* _Data for the task_
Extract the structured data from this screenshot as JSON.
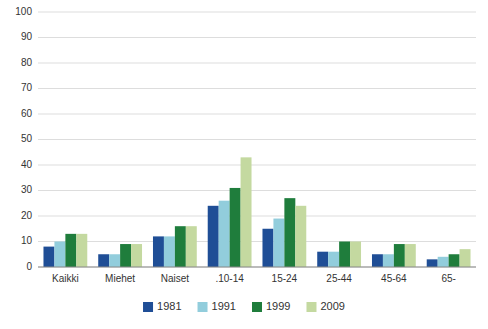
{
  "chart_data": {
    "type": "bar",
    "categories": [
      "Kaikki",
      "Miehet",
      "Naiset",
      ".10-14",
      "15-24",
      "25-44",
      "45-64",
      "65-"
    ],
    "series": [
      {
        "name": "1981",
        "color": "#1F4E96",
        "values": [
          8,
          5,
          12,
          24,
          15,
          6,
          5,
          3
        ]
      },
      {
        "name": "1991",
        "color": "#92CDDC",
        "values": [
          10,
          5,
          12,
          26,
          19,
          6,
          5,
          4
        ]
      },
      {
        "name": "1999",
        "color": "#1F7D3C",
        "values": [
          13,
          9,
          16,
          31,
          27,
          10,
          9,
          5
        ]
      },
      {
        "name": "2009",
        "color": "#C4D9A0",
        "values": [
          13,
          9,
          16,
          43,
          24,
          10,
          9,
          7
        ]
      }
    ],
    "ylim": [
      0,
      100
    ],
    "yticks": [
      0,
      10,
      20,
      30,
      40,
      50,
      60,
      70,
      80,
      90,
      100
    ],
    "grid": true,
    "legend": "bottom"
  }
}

...

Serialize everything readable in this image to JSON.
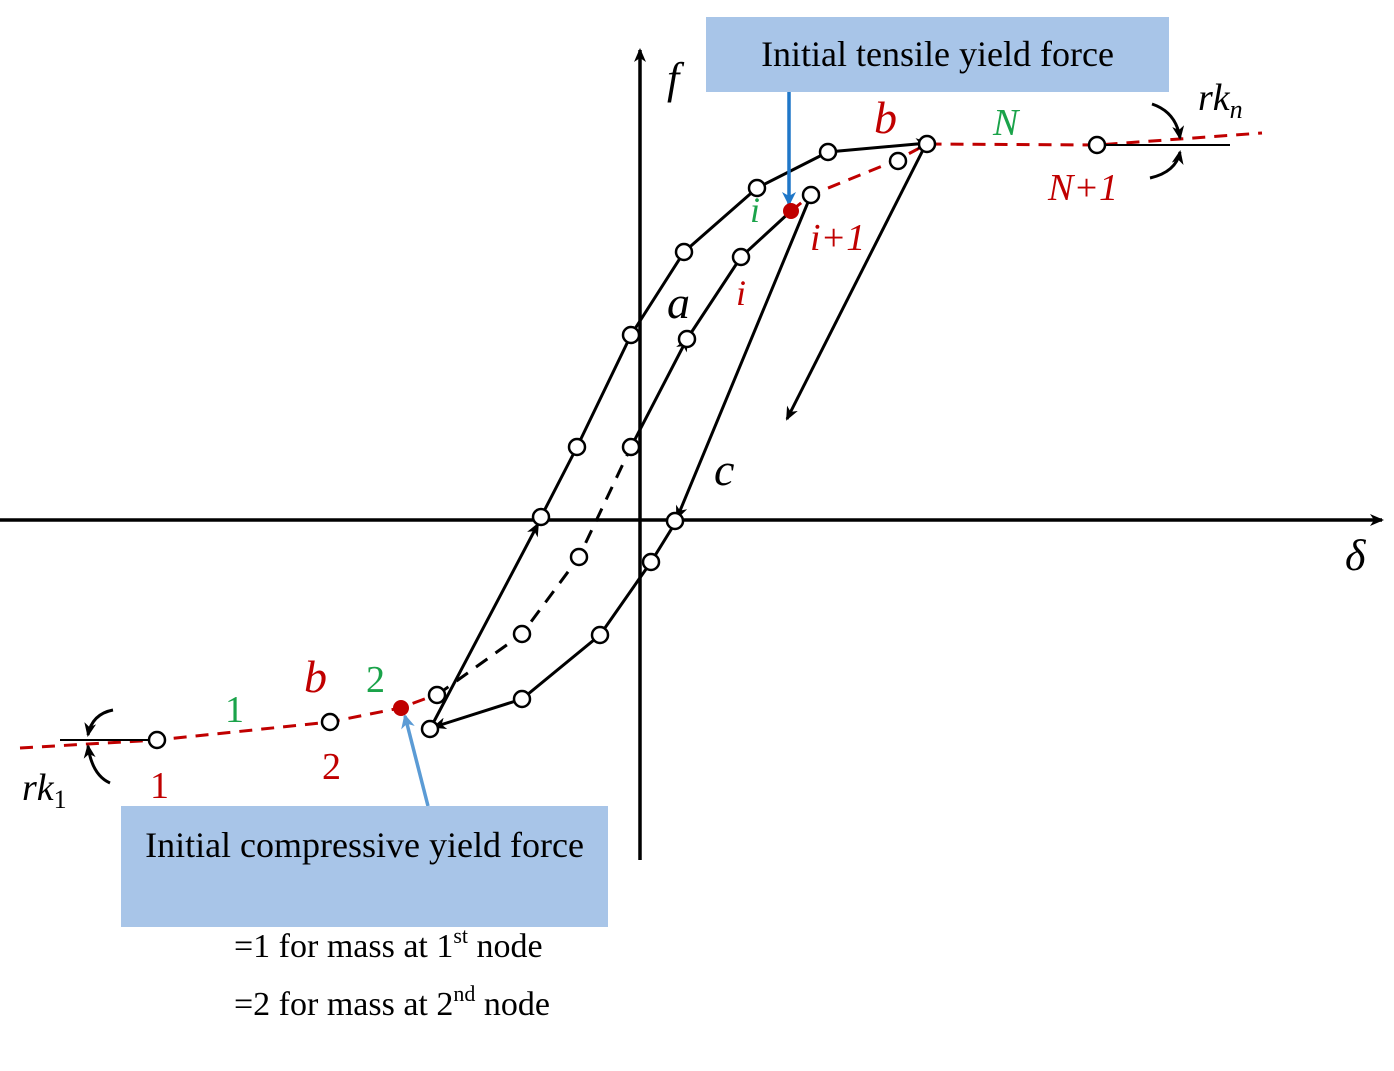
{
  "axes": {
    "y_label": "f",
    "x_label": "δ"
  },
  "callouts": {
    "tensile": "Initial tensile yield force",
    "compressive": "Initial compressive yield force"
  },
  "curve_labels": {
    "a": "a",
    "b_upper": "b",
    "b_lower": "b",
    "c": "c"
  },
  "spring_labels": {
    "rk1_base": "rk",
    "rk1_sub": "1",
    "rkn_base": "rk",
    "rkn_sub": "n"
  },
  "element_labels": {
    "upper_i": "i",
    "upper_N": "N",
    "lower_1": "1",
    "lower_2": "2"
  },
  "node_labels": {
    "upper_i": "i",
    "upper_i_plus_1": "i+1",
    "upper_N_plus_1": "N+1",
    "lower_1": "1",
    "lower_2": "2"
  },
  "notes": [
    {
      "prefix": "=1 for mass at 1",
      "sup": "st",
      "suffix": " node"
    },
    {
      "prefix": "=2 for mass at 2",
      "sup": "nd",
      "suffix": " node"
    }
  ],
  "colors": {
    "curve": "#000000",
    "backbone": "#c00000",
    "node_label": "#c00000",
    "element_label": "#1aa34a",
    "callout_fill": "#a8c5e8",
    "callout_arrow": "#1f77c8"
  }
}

* _Problem to work on_
For each line in the data above that contains the string "yield", extract the line.

* _The result_
    "tensile": "Initial tensile yield force",
    "compressive": "Initial compressive yield force"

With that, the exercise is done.